>> Start

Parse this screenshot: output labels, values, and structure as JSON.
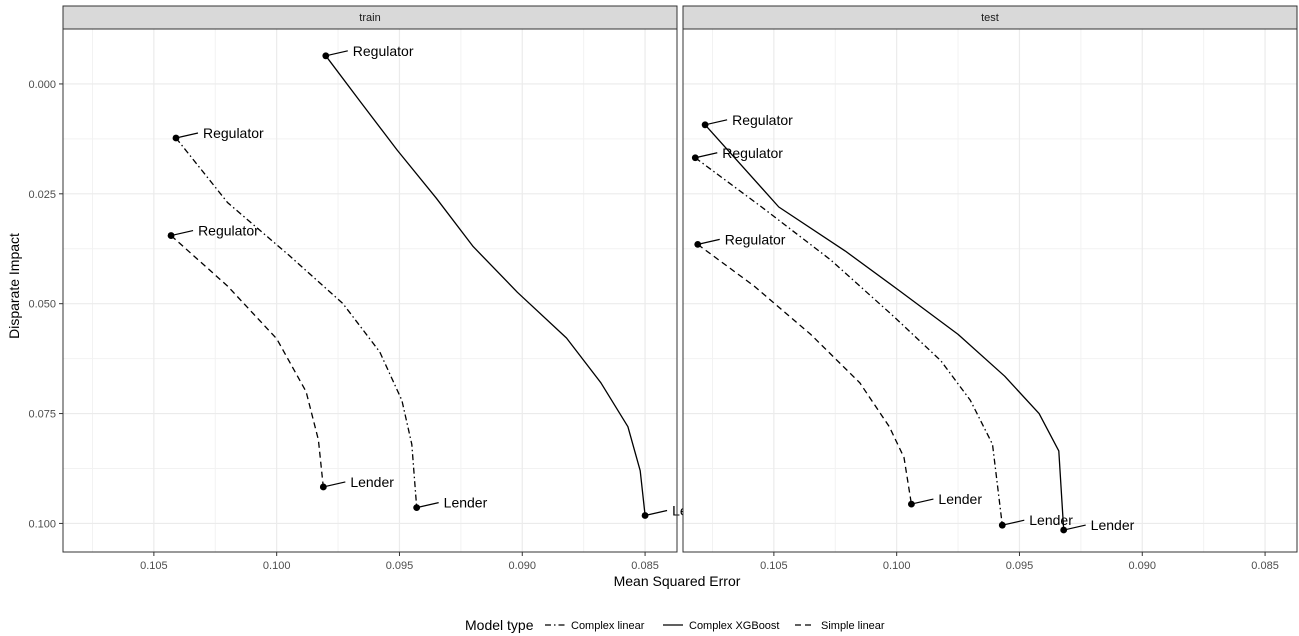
{
  "chart_data": {
    "type": "line",
    "xlabel": "Mean Squared Error",
    "ylabel": "Disparate Impact",
    "x_reversed": true,
    "y_reversed": true,
    "xlim": [
      0.1087,
      0.0837
    ],
    "ylim": [
      -0.0125,
      0.1065
    ],
    "x_ticks": [
      0.105,
      0.1,
      0.095,
      0.09,
      0.085
    ],
    "x_tick_labels": [
      "0.105",
      "0.100",
      "0.095",
      "0.090",
      "0.085"
    ],
    "y_ticks": [
      0.0,
      0.025,
      0.05,
      0.075,
      0.1
    ],
    "y_tick_labels": [
      "0.000",
      "0.025",
      "0.050",
      "0.075",
      "0.100"
    ],
    "grid": true,
    "legend": {
      "position": "bottom",
      "title": "Model type",
      "entries": [
        {
          "label": "Complex linear",
          "linetype": "dotdash"
        },
        {
          "label": "Complex XGBoost",
          "linetype": "solid"
        },
        {
          "label": "Simple linear",
          "linetype": "dashed"
        }
      ]
    },
    "panels": [
      {
        "name": "train",
        "series": [
          {
            "name": "Complex XGBoost",
            "linetype": "solid",
            "x": [
              0.098,
              0.0966,
              0.0951,
              0.0935,
              0.092,
              0.0902,
              0.0882,
              0.0868,
              0.0857,
              0.0852,
              0.085
            ],
            "y": [
              -0.0064,
              0.004,
              0.015,
              0.026,
              0.037,
              0.0474,
              0.0578,
              0.068,
              0.078,
              0.088,
              0.0982
            ],
            "endpoints": [
              {
                "label": "Regulator",
                "x": 0.098,
                "y": -0.0064
              },
              {
                "label": "Lender",
                "x": 0.085,
                "y": 0.0982
              }
            ]
          },
          {
            "name": "Complex linear",
            "linetype": "dotdash",
            "x": [
              0.1041,
              0.102,
              0.0995,
              0.0973,
              0.0958,
              0.0949,
              0.0945,
              0.0943
            ],
            "y": [
              0.0123,
              0.027,
              0.039,
              0.05,
              0.061,
              0.072,
              0.082,
              0.0964
            ],
            "endpoints": [
              {
                "label": "Regulator",
                "x": 0.1041,
                "y": 0.0123
              },
              {
                "label": "Lender",
                "x": 0.0943,
                "y": 0.0964
              }
            ]
          },
          {
            "name": "Simple linear",
            "linetype": "dashed",
            "x": [
              0.1043,
              0.102,
              0.1,
              0.0988,
              0.0983,
              0.0981
            ],
            "y": [
              0.0345,
              0.046,
              0.058,
              0.07,
              0.081,
              0.0917
            ],
            "endpoints": [
              {
                "label": "Regulator",
                "x": 0.1043,
                "y": 0.0345
              },
              {
                "label": "Lender",
                "x": 0.0981,
                "y": 0.0917
              }
            ]
          }
        ]
      },
      {
        "name": "test",
        "series": [
          {
            "name": "Complex XGBoost",
            "linetype": "solid",
            "x": [
              0.1078,
              0.1048,
              0.1021,
              0.0999,
              0.0975,
              0.0956,
              0.0942,
              0.0934,
              0.0932
            ],
            "y": [
              0.0093,
              0.028,
              0.038,
              0.047,
              0.057,
              0.0665,
              0.075,
              0.0835,
              0.1015
            ],
            "endpoints": [
              {
                "label": "Regulator",
                "x": 0.1078,
                "y": 0.0093
              },
              {
                "label": "Lender",
                "x": 0.0932,
                "y": 0.1015
              }
            ]
          },
          {
            "name": "Complex linear",
            "linetype": "dotdash",
            "x": [
              0.1082,
              0.1055,
              0.1027,
              0.1001,
              0.0982,
              0.097,
              0.0961,
              0.0957
            ],
            "y": [
              0.0168,
              0.028,
              0.04,
              0.053,
              0.063,
              0.072,
              0.082,
              0.1004
            ],
            "endpoints": [
              {
                "label": "Regulator",
                "x": 0.1082,
                "y": 0.0168
              },
              {
                "label": "Lender",
                "x": 0.0957,
                "y": 0.1004
              }
            ]
          },
          {
            "name": "Simple linear",
            "linetype": "dashed",
            "x": [
              0.1081,
              0.1058,
              0.1035,
              0.1015,
              0.1003,
              0.0997,
              0.0994
            ],
            "y": [
              0.0365,
              0.046,
              0.057,
              0.068,
              0.078,
              0.085,
              0.0956
            ],
            "endpoints": [
              {
                "label": "Regulator",
                "x": 0.1081,
                "y": 0.0365
              },
              {
                "label": "Lender",
                "x": 0.0994,
                "y": 0.0956
              }
            ]
          }
        ]
      }
    ]
  }
}
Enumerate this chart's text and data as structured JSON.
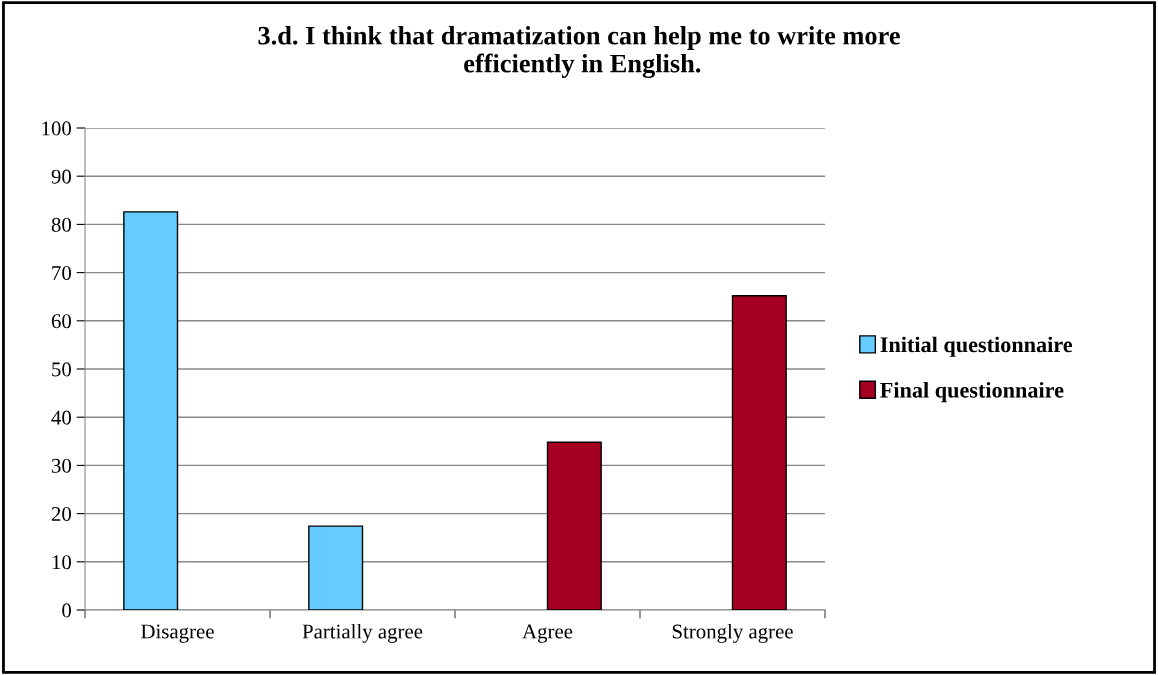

>> End

§ **Request**
Give the count of lines in the data above that hold the string "JSON", with no additional words.

§ **Reply to the task**
2